Work required: Go through the entries below and count the lines holding the word "MÜLLER". Reply with only the number, please.

Data section:
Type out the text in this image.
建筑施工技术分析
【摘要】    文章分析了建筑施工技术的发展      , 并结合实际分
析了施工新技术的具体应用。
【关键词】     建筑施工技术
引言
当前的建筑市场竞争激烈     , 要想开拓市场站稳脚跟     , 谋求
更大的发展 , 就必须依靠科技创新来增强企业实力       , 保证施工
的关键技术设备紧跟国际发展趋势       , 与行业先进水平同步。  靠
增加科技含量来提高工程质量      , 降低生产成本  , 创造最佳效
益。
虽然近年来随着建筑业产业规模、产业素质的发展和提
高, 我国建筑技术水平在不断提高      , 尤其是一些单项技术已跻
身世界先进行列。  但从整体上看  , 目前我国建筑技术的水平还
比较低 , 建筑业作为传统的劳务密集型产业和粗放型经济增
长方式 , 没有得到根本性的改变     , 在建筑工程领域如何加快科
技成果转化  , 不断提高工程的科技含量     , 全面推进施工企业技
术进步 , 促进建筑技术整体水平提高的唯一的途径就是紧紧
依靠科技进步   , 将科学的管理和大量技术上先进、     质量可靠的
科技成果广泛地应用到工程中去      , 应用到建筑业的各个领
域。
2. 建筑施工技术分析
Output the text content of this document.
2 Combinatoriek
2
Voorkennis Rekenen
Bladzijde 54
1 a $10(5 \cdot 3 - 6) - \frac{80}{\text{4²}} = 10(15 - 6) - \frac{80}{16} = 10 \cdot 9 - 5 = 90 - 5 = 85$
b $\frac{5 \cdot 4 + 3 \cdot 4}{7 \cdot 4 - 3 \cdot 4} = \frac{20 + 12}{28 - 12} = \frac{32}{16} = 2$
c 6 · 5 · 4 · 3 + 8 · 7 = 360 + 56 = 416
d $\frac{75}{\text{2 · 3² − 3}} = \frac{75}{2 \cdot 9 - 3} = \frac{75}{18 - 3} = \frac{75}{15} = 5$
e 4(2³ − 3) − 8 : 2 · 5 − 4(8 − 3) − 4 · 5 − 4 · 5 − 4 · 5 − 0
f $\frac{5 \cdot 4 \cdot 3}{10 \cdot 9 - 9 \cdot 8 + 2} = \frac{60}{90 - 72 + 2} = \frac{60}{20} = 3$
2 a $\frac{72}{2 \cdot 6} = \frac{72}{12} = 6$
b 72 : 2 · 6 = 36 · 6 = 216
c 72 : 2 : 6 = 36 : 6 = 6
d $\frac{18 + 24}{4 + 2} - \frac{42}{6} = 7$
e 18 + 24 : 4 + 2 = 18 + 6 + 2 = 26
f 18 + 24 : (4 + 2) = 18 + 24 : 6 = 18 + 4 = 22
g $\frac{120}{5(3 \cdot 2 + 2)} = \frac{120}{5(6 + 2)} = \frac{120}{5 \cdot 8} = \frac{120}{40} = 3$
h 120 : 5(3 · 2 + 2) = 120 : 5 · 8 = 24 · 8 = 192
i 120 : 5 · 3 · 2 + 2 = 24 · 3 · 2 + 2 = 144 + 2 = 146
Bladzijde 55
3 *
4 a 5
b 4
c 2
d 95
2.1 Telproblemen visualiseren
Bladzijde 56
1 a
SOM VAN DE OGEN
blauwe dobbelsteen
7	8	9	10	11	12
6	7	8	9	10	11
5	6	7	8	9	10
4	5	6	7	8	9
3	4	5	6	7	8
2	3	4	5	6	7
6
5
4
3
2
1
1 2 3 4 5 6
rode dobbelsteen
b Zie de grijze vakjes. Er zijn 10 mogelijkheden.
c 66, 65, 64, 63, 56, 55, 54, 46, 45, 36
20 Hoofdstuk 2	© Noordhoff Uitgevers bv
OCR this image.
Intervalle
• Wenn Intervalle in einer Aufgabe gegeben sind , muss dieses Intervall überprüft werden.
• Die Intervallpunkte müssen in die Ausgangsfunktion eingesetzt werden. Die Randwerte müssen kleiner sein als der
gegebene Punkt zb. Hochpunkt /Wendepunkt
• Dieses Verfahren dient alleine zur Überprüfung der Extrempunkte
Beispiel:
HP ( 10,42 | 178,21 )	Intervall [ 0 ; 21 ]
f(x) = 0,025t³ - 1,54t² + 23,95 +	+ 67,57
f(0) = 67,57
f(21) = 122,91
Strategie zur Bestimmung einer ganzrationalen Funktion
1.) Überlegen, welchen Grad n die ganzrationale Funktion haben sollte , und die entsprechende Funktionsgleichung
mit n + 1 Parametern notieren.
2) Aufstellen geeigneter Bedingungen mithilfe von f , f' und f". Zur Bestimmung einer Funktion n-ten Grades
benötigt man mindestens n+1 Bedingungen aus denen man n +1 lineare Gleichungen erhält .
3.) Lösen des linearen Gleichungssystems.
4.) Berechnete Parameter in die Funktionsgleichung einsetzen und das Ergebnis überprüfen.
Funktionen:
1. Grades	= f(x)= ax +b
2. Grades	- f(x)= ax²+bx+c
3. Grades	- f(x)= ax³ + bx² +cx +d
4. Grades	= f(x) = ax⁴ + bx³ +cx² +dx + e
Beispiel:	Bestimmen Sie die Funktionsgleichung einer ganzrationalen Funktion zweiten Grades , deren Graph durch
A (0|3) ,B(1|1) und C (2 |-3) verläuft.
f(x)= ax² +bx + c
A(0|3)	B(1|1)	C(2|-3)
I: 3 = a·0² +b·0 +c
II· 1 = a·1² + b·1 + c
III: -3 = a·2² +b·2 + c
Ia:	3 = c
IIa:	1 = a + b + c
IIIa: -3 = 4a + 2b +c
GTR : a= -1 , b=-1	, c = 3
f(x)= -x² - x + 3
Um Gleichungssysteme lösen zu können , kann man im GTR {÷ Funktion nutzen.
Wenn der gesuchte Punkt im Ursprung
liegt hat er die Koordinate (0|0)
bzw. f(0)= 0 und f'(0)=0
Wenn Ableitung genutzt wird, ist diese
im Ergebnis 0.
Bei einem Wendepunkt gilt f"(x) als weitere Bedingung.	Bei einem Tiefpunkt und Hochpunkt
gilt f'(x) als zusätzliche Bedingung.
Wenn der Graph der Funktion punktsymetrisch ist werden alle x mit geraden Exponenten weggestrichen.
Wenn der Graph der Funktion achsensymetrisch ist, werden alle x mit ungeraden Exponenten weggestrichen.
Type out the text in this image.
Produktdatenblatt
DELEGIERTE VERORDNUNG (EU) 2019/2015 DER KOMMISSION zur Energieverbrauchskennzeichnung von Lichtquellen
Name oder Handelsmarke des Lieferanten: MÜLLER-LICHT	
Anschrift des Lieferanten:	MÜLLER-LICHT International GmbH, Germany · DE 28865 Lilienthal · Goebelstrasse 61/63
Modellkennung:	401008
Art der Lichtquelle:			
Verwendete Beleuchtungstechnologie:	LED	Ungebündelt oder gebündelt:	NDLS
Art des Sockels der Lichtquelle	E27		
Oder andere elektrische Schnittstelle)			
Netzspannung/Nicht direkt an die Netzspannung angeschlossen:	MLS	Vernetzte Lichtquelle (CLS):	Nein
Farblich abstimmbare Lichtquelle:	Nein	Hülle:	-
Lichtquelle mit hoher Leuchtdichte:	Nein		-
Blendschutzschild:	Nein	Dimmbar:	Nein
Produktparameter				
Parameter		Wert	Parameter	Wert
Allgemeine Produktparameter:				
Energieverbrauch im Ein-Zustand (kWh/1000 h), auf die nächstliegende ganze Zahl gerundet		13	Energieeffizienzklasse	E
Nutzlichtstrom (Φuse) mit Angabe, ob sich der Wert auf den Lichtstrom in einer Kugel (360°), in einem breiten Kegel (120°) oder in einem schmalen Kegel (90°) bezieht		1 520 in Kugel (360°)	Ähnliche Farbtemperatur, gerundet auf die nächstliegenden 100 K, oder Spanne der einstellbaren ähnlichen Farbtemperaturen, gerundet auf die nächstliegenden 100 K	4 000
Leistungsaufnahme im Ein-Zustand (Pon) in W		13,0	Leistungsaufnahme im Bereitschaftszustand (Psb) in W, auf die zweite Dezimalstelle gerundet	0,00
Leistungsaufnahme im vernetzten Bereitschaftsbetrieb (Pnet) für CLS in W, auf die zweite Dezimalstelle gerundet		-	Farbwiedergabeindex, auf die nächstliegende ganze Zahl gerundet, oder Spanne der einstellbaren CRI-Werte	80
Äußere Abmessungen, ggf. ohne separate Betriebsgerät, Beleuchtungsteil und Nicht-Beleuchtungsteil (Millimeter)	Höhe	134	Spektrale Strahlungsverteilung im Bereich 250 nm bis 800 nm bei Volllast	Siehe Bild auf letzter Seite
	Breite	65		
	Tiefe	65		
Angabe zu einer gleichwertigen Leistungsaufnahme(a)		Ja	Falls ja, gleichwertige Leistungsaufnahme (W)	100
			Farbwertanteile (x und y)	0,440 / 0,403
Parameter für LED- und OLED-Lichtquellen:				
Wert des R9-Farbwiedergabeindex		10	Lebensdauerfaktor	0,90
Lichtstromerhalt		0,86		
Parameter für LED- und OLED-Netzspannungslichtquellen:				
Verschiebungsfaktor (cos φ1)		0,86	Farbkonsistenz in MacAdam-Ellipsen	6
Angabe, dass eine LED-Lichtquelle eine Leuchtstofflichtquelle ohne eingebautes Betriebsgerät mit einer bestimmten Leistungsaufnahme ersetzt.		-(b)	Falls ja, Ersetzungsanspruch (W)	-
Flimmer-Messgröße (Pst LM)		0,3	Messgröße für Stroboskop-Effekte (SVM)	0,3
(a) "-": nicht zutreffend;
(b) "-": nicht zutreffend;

Response for this exercise: 2